→ Exercise goal
Write out the entries verbatim and leave the images out of the copy.

→ Records for processing
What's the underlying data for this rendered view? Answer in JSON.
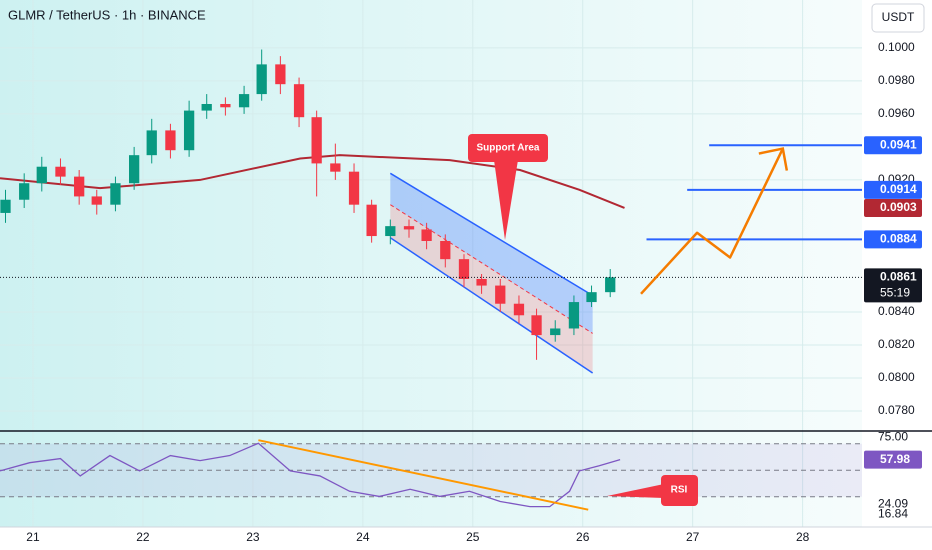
{
  "chart_data": {
    "type": "candlestick",
    "title": "GLMR / TetherUS · 1h · BINANCE",
    "currency": "USDT",
    "up_color": "#089981",
    "down_color": "#f23645",
    "xlim": [
      20.7,
      28.54
    ],
    "xticks": [
      21,
      22,
      23,
      24,
      25,
      26,
      27,
      28
    ],
    "ylim": [
      0.07685,
      0.1029
    ],
    "yticks": [
      {
        "value": 0.1,
        "label": "0.1000"
      },
      {
        "value": 0.098,
        "label": "0.0980"
      },
      {
        "value": 0.096,
        "label": "0.0960"
      },
      {
        "value": 0.092,
        "label": "0.0920"
      },
      {
        "value": 0.084,
        "label": "0.0840"
      },
      {
        "value": 0.082,
        "label": "0.0820"
      },
      {
        "value": 0.08,
        "label": "0.0800"
      },
      {
        "value": 0.078,
        "label": "0.0780"
      }
    ],
    "grid": true,
    "candles": {
      "x": [
        20.75,
        20.92,
        21.08,
        21.25,
        21.42,
        21.58,
        21.75,
        21.92,
        22.08,
        22.25,
        22.42,
        22.58,
        22.75,
        22.92,
        23.08,
        23.25,
        23.42,
        23.58,
        23.75,
        23.92,
        24.08,
        24.25,
        24.42,
        24.58,
        24.75,
        24.92,
        25.08,
        25.25,
        25.42,
        25.58,
        25.75,
        25.92,
        26.08,
        26.25
      ],
      "open": [
        0.09,
        0.0908,
        0.0918,
        0.0928,
        0.0922,
        0.091,
        0.0905,
        0.0918,
        0.0935,
        0.095,
        0.0938,
        0.0962,
        0.0966,
        0.0964,
        0.0972,
        0.099,
        0.0978,
        0.0958,
        0.093,
        0.0925,
        0.0905,
        0.0886,
        0.0892,
        0.089,
        0.0883,
        0.0872,
        0.086,
        0.0856,
        0.0845,
        0.0838,
        0.0826,
        0.083,
        0.0846,
        0.0852
      ],
      "high": [
        0.0914,
        0.0924,
        0.0934,
        0.0933,
        0.0926,
        0.0914,
        0.0922,
        0.094,
        0.0957,
        0.0954,
        0.0968,
        0.0972,
        0.097,
        0.0977,
        0.0999,
        0.0995,
        0.0982,
        0.0962,
        0.0942,
        0.093,
        0.0908,
        0.0896,
        0.0896,
        0.0894,
        0.0887,
        0.0875,
        0.0863,
        0.086,
        0.085,
        0.0842,
        0.0835,
        0.085,
        0.0856,
        0.0866
      ],
      "low": [
        0.0894,
        0.0903,
        0.0913,
        0.0917,
        0.0905,
        0.0899,
        0.0901,
        0.0914,
        0.093,
        0.0933,
        0.0934,
        0.0957,
        0.0959,
        0.096,
        0.0968,
        0.0972,
        0.0952,
        0.091,
        0.092,
        0.09,
        0.0882,
        0.0881,
        0.0885,
        0.0878,
        0.0867,
        0.0855,
        0.0851,
        0.084,
        0.0833,
        0.0811,
        0.0822,
        0.0826,
        0.0843,
        0.0849
      ],
      "close": [
        0.0908,
        0.0918,
        0.0928,
        0.0922,
        0.091,
        0.0905,
        0.0918,
        0.0935,
        0.095,
        0.0938,
        0.0962,
        0.0966,
        0.0964,
        0.0972,
        0.099,
        0.0978,
        0.0958,
        0.093,
        0.0925,
        0.0905,
        0.0886,
        0.0892,
        0.089,
        0.0883,
        0.0872,
        0.086,
        0.0856,
        0.0845,
        0.0838,
        0.0826,
        0.083,
        0.0846,
        0.0852,
        0.0861
      ]
    },
    "countdown": "55:19",
    "ma": {
      "color": "#b22833",
      "x": [
        20.7,
        21.61,
        22.52,
        23.43,
        23.79,
        24.79,
        25.43,
        25.97,
        26.38
      ],
      "values": [
        0.0921,
        0.0915,
        0.092,
        0.0933,
        0.0935,
        0.0932,
        0.0926,
        0.0914,
        0.0903
      ]
    },
    "levels": {
      "color": "#2962ff",
      "values": [
        0.0941,
        0.0914,
        0.0884
      ],
      "x": [
        27.15,
        26.95,
        26.58
      ]
    },
    "channel": {
      "x": [
        24.25,
        26.09
      ],
      "upper": [
        0.0924,
        0.085
      ],
      "middle": [
        0.0905,
        0.0827
      ],
      "lower": [
        0.0885,
        0.0803
      ]
    },
    "projection": {
      "color": "#f57c00",
      "x": [
        26.53,
        27.04,
        27.34,
        27.82
      ],
      "values": [
        0.0851,
        0.0888,
        0.0873,
        0.0939
      ]
    },
    "annotations": [
      "Support Area",
      "RSI"
    ],
    "rsi": {
      "color": "#7e57c2",
      "ylim": [
        7.1,
        78.9
      ],
      "yticks": [
        {
          "value": 75,
          "label": "75.00"
        },
        24.09,
        16.84
      ],
      "bands": [
        70,
        50,
        30
      ],
      "x": [
        20.7,
        20.97,
        21.25,
        21.43,
        21.7,
        21.97,
        22.25,
        22.52,
        22.79,
        23.05,
        23.34,
        23.61,
        23.88,
        24.15,
        24.43,
        24.7,
        24.97,
        25.25,
        25.52,
        25.7,
        25.88,
        25.97,
        26.15,
        26.34
      ],
      "values": [
        49.5,
        55.7,
        58.8,
        45.7,
        61.1,
        49.5,
        61.1,
        57.3,
        61.1,
        70.4,
        49.5,
        45.7,
        34.1,
        30.2,
        35.6,
        30.2,
        34.1,
        26.4,
        22.5,
        22.5,
        34.1,
        49.5,
        53.4,
        57.98
      ],
      "trend": {
        "color": "#ff9800",
        "x": [
          23.05,
          26.05
        ],
        "values": [
          72.7,
          20.2
        ]
      }
    }
  }
}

→ Task output
What's the underlying data for this rendered view? Answer in JSON.
{
  "chart_data": {
    "type": "candlestick",
    "title": "GLMR / TetherUS · 1h · BINANCE",
    "currency": "USDT",
    "up_color": "#089981",
    "down_color": "#f23645",
    "xlim": [
      20.7,
      28.54
    ],
    "xticks": [
      21,
      22,
      23,
      24,
      25,
      26,
      27,
      28
    ],
    "ylim": [
      0.07685,
      0.1029
    ],
    "yticks": [
      {
        "value": 0.1,
        "label": "0.1000"
      },
      {
        "value": 0.098,
        "label": "0.0980"
      },
      {
        "value": 0.096,
        "label": "0.0960"
      },
      {
        "value": 0.092,
        "label": "0.0920"
      },
      {
        "value": 0.084,
        "label": "0.0840"
      },
      {
        "value": 0.082,
        "label": "0.0820"
      },
      {
        "value": 0.08,
        "label": "0.0800"
      },
      {
        "value": 0.078,
        "label": "0.0780"
      }
    ],
    "grid": true,
    "candles": {
      "x": [
        20.75,
        20.92,
        21.08,
        21.25,
        21.42,
        21.58,
        21.75,
        21.92,
        22.08,
        22.25,
        22.42,
        22.58,
        22.75,
        22.92,
        23.08,
        23.25,
        23.42,
        23.58,
        23.75,
        23.92,
        24.08,
        24.25,
        24.42,
        24.58,
        24.75,
        24.92,
        25.08,
        25.25,
        25.42,
        25.58,
        25.75,
        25.92,
        26.08,
        26.25
      ],
      "open": [
        0.09,
        0.0908,
        0.0918,
        0.0928,
        0.0922,
        0.091,
        0.0905,
        0.0918,
        0.0935,
        0.095,
        0.0938,
        0.0962,
        0.0966,
        0.0964,
        0.0972,
        0.099,
        0.0978,
        0.0958,
        0.093,
        0.0925,
        0.0905,
        0.0886,
        0.0892,
        0.089,
        0.0883,
        0.0872,
        0.086,
        0.0856,
        0.0845,
        0.0838,
        0.0826,
        0.083,
        0.0846,
        0.0852
      ],
      "high": [
        0.0914,
        0.0924,
        0.0934,
        0.0933,
        0.0926,
        0.0914,
        0.0922,
        0.094,
        0.0957,
        0.0954,
        0.0968,
        0.0972,
        0.097,
        0.0977,
        0.0999,
        0.0995,
        0.0982,
        0.0962,
        0.0942,
        0.093,
        0.0908,
        0.0896,
        0.0896,
        0.0894,
        0.0887,
        0.0875,
        0.0863,
        0.086,
        0.085,
        0.0842,
        0.0835,
        0.085,
        0.0856,
        0.0866
      ],
      "low": [
        0.0894,
        0.0903,
        0.0913,
        0.0917,
        0.0905,
        0.0899,
        0.0901,
        0.0914,
        0.093,
        0.0933,
        0.0934,
        0.0957,
        0.0959,
        0.096,
        0.0968,
        0.0972,
        0.0952,
        0.091,
        0.092,
        0.09,
        0.0882,
        0.0881,
        0.0885,
        0.0878,
        0.0867,
        0.0855,
        0.0851,
        0.084,
        0.0833,
        0.0811,
        0.0822,
        0.0826,
        0.0843,
        0.0849
      ],
      "close": [
        0.0908,
        0.0918,
        0.0928,
        0.0922,
        0.091,
        0.0905,
        0.0918,
        0.0935,
        0.095,
        0.0938,
        0.0962,
        0.0966,
        0.0964,
        0.0972,
        0.099,
        0.0978,
        0.0958,
        0.093,
        0.0925,
        0.0905,
        0.0886,
        0.0892,
        0.089,
        0.0883,
        0.0872,
        0.086,
        0.0856,
        0.0845,
        0.0838,
        0.0826,
        0.083,
        0.0846,
        0.0852,
        0.0861
      ]
    },
    "countdown": "55:19",
    "ma": {
      "color": "#b22833",
      "x": [
        20.7,
        21.61,
        22.52,
        23.43,
        23.79,
        24.79,
        25.43,
        25.97,
        26.38
      ],
      "values": [
        0.0921,
        0.0915,
        0.092,
        0.0933,
        0.0935,
        0.0932,
        0.0926,
        0.0914,
        0.0903
      ]
    },
    "levels": {
      "color": "#2962ff",
      "values": [
        0.0941,
        0.0914,
        0.0884
      ],
      "x": [
        27.15,
        26.95,
        26.58
      ]
    },
    "channel": {
      "x": [
        24.25,
        26.09
      ],
      "upper": [
        0.0924,
        0.085
      ],
      "middle": [
        0.0905,
        0.0827
      ],
      "lower": [
        0.0885,
        0.0803
      ]
    },
    "projection": {
      "color": "#f57c00",
      "x": [
        26.53,
        27.04,
        27.34,
        27.82
      ],
      "values": [
        0.0851,
        0.0888,
        0.0873,
        0.0939
      ]
    },
    "annotations": [
      "Support Area",
      "RSI"
    ],
    "rsi": {
      "color": "#7e57c2",
      "ylim": [
        7.1,
        78.9
      ],
      "yticks": [
        {
          "value": 75,
          "label": "75.00"
        },
        24.09,
        16.84
      ],
      "bands": [
        70,
        50,
        30
      ],
      "x": [
        20.7,
        20.97,
        21.25,
        21.43,
        21.7,
        21.97,
        22.25,
        22.52,
        22.79,
        23.05,
        23.34,
        23.61,
        23.88,
        24.15,
        24.43,
        24.7,
        24.97,
        25.25,
        25.52,
        25.7,
        25.88,
        25.97,
        26.15,
        26.34
      ],
      "values": [
        49.5,
        55.7,
        58.8,
        45.7,
        61.1,
        49.5,
        61.1,
        57.3,
        61.1,
        70.4,
        49.5,
        45.7,
        34.1,
        30.2,
        35.6,
        30.2,
        34.1,
        26.4,
        22.5,
        22.5,
        34.1,
        49.5,
        53.4,
        57.98
      ],
      "trend": {
        "color": "#ff9800",
        "x": [
          23.05,
          26.05
        ],
        "values": [
          72.7,
          20.2
        ]
      }
    }
  }
}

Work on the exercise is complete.